▶ **Problem**:
All records are to be retyped faithfully and completely.

Stored items
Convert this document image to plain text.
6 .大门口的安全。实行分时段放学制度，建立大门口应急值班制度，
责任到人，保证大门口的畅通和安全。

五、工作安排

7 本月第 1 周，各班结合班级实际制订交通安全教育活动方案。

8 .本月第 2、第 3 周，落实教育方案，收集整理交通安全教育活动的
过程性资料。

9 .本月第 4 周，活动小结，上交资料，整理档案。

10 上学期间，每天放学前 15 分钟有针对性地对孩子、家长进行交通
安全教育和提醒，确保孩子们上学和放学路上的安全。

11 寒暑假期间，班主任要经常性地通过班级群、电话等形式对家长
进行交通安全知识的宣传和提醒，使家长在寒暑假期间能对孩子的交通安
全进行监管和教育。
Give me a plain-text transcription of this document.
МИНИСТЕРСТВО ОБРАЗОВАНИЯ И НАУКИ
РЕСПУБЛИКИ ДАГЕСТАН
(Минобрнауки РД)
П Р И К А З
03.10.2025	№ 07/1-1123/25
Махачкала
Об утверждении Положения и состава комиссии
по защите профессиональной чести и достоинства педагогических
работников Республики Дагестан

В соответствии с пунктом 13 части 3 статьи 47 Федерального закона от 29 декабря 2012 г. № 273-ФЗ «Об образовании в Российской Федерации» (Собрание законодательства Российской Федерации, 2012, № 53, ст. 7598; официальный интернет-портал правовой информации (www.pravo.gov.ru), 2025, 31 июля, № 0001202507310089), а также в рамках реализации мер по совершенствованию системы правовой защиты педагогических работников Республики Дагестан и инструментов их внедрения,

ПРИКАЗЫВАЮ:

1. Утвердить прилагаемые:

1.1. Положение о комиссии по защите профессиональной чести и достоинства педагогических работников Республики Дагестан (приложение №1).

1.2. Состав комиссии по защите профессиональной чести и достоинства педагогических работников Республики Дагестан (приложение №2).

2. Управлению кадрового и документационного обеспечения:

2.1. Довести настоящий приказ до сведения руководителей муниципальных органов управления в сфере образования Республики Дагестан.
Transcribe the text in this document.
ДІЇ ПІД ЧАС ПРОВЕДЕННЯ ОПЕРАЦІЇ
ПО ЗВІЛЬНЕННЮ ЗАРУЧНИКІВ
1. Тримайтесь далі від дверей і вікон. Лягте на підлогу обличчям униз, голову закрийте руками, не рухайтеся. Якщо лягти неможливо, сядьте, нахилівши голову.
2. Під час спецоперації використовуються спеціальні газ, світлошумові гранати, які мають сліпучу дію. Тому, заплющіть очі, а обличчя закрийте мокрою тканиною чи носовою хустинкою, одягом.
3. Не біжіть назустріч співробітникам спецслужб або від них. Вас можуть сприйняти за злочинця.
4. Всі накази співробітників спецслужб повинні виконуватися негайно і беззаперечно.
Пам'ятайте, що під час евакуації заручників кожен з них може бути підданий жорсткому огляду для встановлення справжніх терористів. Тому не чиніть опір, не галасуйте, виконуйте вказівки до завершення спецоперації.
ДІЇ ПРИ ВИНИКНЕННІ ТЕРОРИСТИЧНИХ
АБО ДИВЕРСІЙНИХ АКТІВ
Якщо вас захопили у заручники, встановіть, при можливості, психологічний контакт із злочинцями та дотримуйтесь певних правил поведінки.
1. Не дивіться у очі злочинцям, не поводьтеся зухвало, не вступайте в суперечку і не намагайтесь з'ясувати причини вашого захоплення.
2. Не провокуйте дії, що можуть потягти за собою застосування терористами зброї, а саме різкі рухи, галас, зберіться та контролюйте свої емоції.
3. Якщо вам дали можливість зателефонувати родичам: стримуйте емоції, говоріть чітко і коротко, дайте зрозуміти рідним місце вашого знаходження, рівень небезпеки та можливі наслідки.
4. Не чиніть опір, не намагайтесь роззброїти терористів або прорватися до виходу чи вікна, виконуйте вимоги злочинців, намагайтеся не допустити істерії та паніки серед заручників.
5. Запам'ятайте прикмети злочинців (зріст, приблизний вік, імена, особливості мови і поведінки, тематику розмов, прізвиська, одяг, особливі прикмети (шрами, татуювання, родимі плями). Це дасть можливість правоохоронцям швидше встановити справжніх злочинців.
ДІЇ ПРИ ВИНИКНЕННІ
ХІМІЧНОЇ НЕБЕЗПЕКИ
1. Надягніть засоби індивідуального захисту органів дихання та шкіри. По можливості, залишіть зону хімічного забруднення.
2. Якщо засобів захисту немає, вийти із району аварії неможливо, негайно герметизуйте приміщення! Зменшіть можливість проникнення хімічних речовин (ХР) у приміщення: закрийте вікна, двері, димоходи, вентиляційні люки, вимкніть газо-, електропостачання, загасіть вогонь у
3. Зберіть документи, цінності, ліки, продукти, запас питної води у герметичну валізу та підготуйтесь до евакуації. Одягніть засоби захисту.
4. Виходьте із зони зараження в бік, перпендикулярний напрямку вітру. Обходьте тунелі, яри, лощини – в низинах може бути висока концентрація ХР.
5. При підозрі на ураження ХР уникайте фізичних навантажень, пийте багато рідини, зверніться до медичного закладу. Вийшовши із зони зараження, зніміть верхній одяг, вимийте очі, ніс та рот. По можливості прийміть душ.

▶ **Answer to this exercise**:
Convert this document image to plain text.
6 .大门口的安全。实行分时段放学制度，建立大门口应急值班制度，
责任到人，保证大门口的畅通和安全。

五、工作安排

7 本月第 1 周，各班结合班级实际制订交通安全教育活动方案。

8 .本月第 2、第 3 周，落实教育方案，收集整理交通安全教育活动的
过程性资料。

9 .本月第 4 周，活动小结，上交资料，整理档案。

10 上学期间，每天放学前 15 分钟有针对性地对孩子、家长进行交通
安全教育和提醒，确保孩子们上学和放学路上的安全。

11 寒暑假期间，班主任要经常性地通过班级群、电话等形式对家长
进行交通安全知识的宣传和提醒，使家长在寒暑假期间能对孩子的交通安
全进行监管和教育。
Give me a plain-text transcription of this document.
МИНИСТЕРСТВО ОБРАЗОВАНИЯ И НАУКИ
РЕСПУБЛИКИ ДАГЕСТАН
(Минобрнауки РД)
П Р И К А З
03.10.2025	№ 07/1-1123/25
Махачкала
Об утверждении Положения и состава комиссии
по защите профессиональной чести и достоинства педагогических
работников Республики Дагестан

В соответствии с пунктом 13 части 3 статьи 47 Федерального закона от 29 декабря 2012 г. № 273-ФЗ «Об образовании в Российской Федерации» (Собрание законодательства Российской Федерации, 2012, № 53, ст. 7598; официальный интернет-портал правовой информации (www.pravo.gov.ru), 2025, 31 июля, № 0001202507310089), а также в рамках реализации мер по совершенствованию системы правовой защиты педагогических работников Республики Дагестан и инструментов их внедрения,

ПРИКАЗЫВАЮ:

1. Утвердить прилагаемые:

1.1. Положение о комиссии по защите профессиональной чести и достоинства педагогических работников Республики Дагестан (приложение №1).

1.2. Состав комиссии по защите профессиональной чести и достоинства педагогических работников Республики Дагестан (приложение №2).

2. Управлению кадрового и документационного обеспечения:

2.1. Довести настоящий приказ до сведения руководителей муниципальных органов управления в сфере образования Республики Дагестан.
Transcribe the text in this document.
ДІЇ ПІД ЧАС ПРОВЕДЕННЯ ОПЕРАЦІЇ
ПО ЗВІЛЬНЕННЮ ЗАРУЧНИКІВ
1. Тримайтесь далі від дверей і вікон. Лягте на підлогу обличчям униз, голову закрийте руками, не рухайтеся. Якщо лягти неможливо, сядьте, нахилівши голову.
2. Під час спецоперації використовуються спеціальні газ, світлошумові гранати, які мають сліпучу дію. Тому, заплющіть очі, а обличчя закрийте мокрою тканиною чи носовою хустинкою, одягом.
3. Не біжіть назустріч співробітникам спецслужб або від них. Вас можуть сприйняти за злочинця.
4. Всі накази співробітників спецслужб повинні виконуватися негайно і беззаперечно.
Пам'ятайте, що під час евакуації заручників кожен з них може бути підданий жорсткому огляду для встановлення справжніх терористів. Тому не чиніть опір, не галасуйте, виконуйте вказівки до завершення спецоперації.
ДІЇ ПРИ ВИНИКНЕННІ ТЕРОРИСТИЧНИХ
АБО ДИВЕРСІЙНИХ АКТІВ
Якщо вас захопили у заручники, встановіть, при можливості, психологічний контакт із злочинцями та дотримуйтесь певних правил поведінки.
1. Не дивіться у очі злочинцям, не поводьтеся зухвало, не вступайте в суперечку і не намагайтесь з'ясувати причини вашого захоплення.
2. Не провокуйте дії, що можуть потягти за собою застосування терористами зброї, а саме різкі рухи, галас, зберіться та контролюйте свої емоції.
3. Якщо вам дали можливість зателефонувати родичам: стримуйте емоції, говоріть чітко і коротко, дайте зрозуміти рідним місце вашого знаходження, рівень небезпеки та можливі наслідки.
4. Не чиніть опір, не намагайтесь роззброїти терористів або прорватися до виходу чи вікна, виконуйте вимоги злочинців, намагайтеся не допустити істерії та паніки серед заручників.
5. Запам'ятайте прикмети злочинців (зріст, приблизний вік, імена, особливості мови і поведінки, тематику розмов, прізвиська, одяг, особливі прикмети (шрами, татуювання, родимі плями). Це дасть можливість правоохоронцям швидше встановити справжніх злочинців.
ДІЇ ПРИ ВИНИКНЕННІ
ХІМІЧНОЇ НЕБЕЗПЕКИ
1. Надягніть засоби індивідуального захисту органів дихання та шкіри. По можливості, залишіть зону хімічного забруднення.
2. Якщо засобів захисту немає, вийти із району аварії неможливо, негайно герметизуйте приміщення! Зменшіть можливість проникнення хімічних речовин (ХР) у приміщення: закрийте вікна, двері, димоходи, вентиляційні люки, вимкніть газо-, електропостачання, загасіть вогонь у
3. Зберіть документи, цінності, ліки, продукти, запас питної води у герметичну валізу та підготуйтесь до евакуації. Одягніть засоби захисту.
4. Виходьте із зони зараження в бік, перпендикулярний напрямку вітру. Обходьте тунелі, яри, лощини – в низинах може бути висока концентрація ХР.
5. При підозрі на ураження ХР уникайте фізичних навантажень, пийте багато рідини, зверніться до медичного закладу. Вийшовши із зони зараження, зніміть верхній одяг, вимийте очі, ніс та рот. По можливості прийміть душ.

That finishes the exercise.